Saved entries:
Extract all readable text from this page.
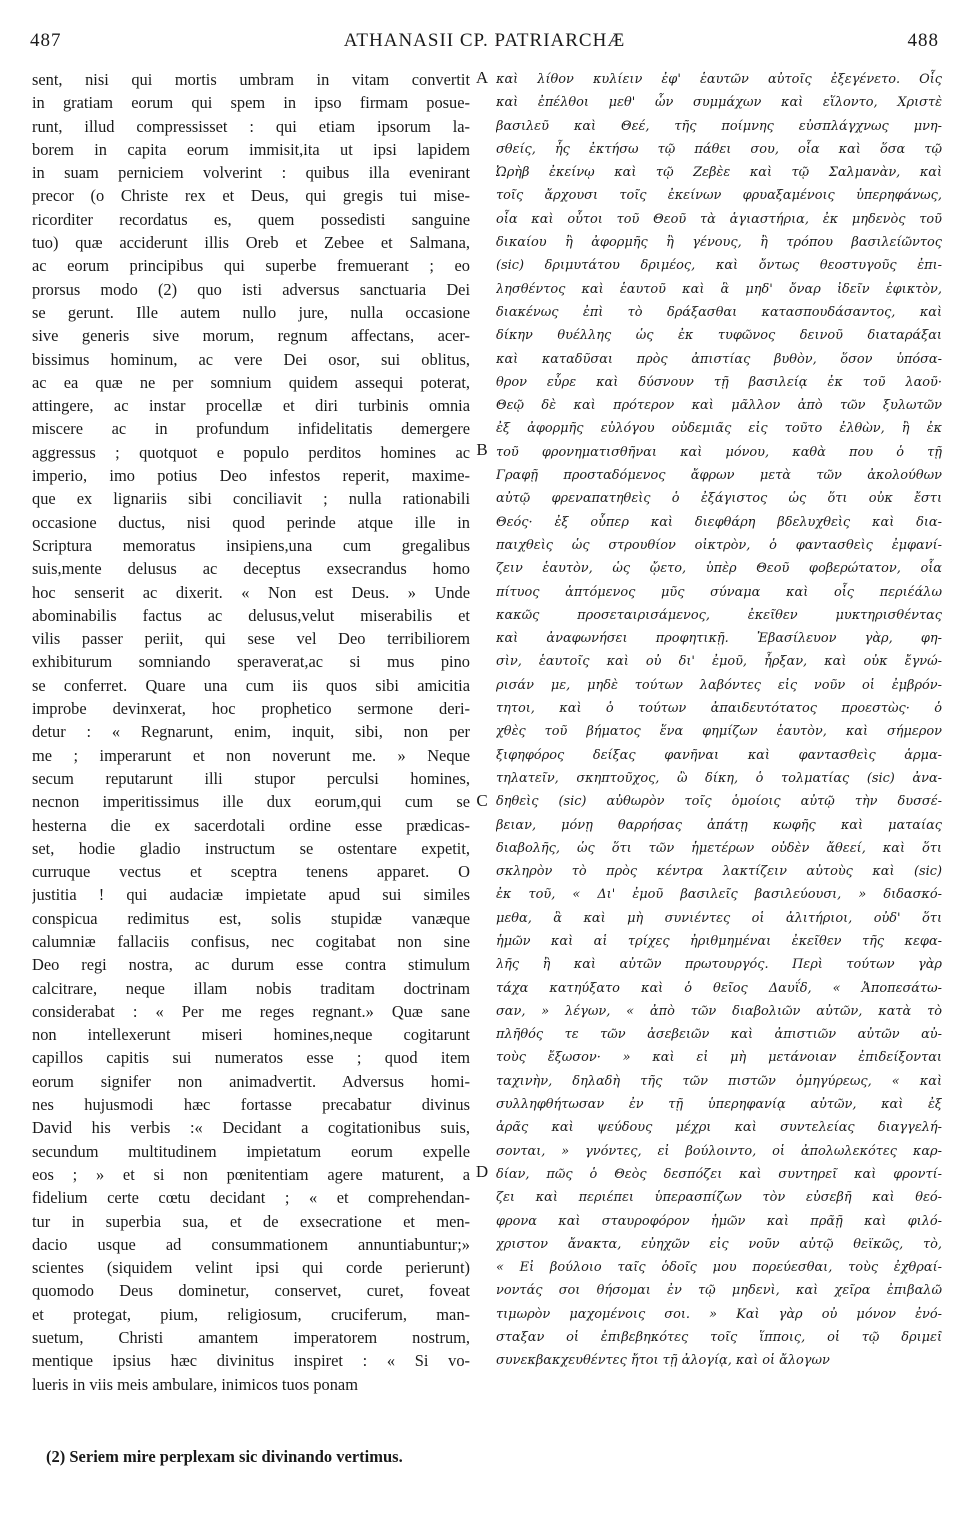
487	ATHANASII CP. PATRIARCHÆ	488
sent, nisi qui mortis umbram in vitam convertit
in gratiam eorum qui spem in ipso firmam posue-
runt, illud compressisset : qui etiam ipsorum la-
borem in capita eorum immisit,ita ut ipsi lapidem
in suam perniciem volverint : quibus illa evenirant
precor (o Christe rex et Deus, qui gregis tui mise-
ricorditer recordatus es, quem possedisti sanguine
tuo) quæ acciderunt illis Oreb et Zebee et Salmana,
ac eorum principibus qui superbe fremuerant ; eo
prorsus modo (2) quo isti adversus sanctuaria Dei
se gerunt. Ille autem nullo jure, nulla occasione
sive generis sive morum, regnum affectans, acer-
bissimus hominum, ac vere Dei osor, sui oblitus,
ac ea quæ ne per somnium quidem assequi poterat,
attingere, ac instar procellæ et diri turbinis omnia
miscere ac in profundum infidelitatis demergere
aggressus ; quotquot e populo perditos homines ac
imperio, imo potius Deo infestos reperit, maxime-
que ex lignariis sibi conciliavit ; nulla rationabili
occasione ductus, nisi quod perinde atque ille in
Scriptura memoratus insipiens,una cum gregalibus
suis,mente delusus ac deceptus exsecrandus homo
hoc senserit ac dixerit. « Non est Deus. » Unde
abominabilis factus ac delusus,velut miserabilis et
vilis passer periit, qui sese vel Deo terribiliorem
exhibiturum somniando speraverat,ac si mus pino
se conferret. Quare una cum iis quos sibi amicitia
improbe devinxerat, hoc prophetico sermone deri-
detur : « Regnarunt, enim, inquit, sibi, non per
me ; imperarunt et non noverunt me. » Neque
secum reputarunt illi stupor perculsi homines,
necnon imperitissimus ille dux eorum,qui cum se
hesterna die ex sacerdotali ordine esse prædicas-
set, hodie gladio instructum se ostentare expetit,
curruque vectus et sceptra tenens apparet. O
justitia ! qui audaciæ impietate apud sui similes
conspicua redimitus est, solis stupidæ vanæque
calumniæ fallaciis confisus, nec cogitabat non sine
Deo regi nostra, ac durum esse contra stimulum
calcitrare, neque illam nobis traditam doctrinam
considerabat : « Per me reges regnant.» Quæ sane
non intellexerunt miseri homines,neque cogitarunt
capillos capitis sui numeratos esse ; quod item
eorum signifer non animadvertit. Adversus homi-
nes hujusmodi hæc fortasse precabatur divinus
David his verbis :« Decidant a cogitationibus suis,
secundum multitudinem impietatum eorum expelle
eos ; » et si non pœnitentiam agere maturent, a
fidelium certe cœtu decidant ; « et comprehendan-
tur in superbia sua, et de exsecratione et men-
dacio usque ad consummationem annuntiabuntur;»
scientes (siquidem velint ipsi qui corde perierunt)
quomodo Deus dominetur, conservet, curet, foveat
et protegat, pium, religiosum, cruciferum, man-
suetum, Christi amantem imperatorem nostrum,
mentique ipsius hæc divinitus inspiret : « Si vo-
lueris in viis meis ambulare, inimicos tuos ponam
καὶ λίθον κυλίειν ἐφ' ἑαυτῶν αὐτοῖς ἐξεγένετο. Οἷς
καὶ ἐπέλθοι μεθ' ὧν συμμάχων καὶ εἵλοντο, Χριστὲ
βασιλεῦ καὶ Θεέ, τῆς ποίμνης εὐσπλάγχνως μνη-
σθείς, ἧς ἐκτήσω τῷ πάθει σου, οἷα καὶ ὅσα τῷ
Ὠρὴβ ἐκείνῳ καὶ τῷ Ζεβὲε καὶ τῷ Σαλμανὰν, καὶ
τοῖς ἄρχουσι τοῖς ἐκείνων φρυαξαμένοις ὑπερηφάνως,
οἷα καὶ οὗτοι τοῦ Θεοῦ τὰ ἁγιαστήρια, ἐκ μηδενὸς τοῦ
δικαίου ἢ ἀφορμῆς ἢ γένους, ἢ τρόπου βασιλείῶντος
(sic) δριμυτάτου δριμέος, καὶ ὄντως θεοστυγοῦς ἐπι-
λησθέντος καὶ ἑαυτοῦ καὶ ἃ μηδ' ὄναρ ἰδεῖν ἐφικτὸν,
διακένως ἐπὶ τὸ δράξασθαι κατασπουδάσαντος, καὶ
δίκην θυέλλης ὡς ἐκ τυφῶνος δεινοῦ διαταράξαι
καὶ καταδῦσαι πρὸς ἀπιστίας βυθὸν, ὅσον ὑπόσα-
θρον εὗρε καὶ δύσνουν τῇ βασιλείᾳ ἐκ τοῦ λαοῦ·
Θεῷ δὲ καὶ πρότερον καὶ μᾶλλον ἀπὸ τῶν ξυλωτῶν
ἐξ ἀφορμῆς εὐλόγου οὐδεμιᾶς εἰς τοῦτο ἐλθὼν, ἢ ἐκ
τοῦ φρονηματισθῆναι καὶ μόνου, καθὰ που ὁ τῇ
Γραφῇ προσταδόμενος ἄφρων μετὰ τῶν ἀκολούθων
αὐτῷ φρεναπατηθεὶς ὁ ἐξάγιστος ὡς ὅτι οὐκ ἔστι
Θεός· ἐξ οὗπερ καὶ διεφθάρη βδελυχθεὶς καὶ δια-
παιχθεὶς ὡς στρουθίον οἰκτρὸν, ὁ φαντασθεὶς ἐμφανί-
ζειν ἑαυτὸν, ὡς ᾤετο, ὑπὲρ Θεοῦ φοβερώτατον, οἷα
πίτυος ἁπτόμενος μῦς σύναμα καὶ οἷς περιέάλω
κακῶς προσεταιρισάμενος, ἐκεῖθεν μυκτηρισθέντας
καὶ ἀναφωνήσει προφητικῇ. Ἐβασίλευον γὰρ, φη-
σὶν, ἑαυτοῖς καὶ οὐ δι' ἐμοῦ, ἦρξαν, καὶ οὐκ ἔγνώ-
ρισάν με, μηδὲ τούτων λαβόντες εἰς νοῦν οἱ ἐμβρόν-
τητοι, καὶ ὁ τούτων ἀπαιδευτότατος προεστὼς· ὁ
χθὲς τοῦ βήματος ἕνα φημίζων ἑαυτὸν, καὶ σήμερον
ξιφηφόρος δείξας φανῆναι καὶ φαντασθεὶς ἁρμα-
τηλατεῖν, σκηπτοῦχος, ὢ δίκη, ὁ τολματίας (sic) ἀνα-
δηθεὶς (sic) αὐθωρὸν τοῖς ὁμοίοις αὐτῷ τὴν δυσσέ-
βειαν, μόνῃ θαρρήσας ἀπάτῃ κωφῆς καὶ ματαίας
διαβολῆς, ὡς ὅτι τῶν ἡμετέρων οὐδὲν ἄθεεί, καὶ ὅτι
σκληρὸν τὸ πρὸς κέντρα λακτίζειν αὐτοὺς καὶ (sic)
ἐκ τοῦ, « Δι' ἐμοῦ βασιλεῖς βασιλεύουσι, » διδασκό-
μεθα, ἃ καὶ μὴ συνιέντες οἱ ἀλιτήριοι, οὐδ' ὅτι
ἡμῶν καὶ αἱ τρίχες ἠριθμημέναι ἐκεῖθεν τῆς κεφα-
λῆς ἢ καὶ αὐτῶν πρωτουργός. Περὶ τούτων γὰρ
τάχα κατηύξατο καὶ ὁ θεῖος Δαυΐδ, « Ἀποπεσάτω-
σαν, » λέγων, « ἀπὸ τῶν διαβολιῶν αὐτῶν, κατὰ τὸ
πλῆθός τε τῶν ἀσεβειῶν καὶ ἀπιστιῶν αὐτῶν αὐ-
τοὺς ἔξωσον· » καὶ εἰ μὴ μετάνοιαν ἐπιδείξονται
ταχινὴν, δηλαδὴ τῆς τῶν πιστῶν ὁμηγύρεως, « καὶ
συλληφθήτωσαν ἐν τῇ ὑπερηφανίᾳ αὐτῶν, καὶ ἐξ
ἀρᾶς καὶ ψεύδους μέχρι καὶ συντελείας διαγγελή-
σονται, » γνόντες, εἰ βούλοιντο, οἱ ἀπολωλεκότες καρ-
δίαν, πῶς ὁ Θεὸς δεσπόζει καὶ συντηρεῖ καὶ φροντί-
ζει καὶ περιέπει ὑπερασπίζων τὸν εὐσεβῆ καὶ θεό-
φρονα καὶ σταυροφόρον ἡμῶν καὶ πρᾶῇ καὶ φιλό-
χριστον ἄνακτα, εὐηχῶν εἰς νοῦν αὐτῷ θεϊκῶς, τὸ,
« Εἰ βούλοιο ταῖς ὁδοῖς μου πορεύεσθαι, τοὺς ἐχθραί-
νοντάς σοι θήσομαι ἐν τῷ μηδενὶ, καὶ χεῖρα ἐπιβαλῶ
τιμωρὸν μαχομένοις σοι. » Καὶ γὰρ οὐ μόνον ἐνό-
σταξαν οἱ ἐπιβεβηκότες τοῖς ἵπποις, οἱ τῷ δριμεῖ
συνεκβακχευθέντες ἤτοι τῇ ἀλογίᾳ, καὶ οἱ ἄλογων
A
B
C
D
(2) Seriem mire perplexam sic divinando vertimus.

WHAT YOU HAVE TO DO: Out of the material above, select every line that holds the string "ἐμοῦ".

RESULT OF THE TASK:
σὶν, ἑαυτοῖς καὶ οὐ δι' ἐμοῦ, ἦρξαν, καὶ οὐκ ἔγνώ-
ἐκ τοῦ, « Δι' ἐμοῦ βασιλεῖς βασιλεύουσι, » διδασκό-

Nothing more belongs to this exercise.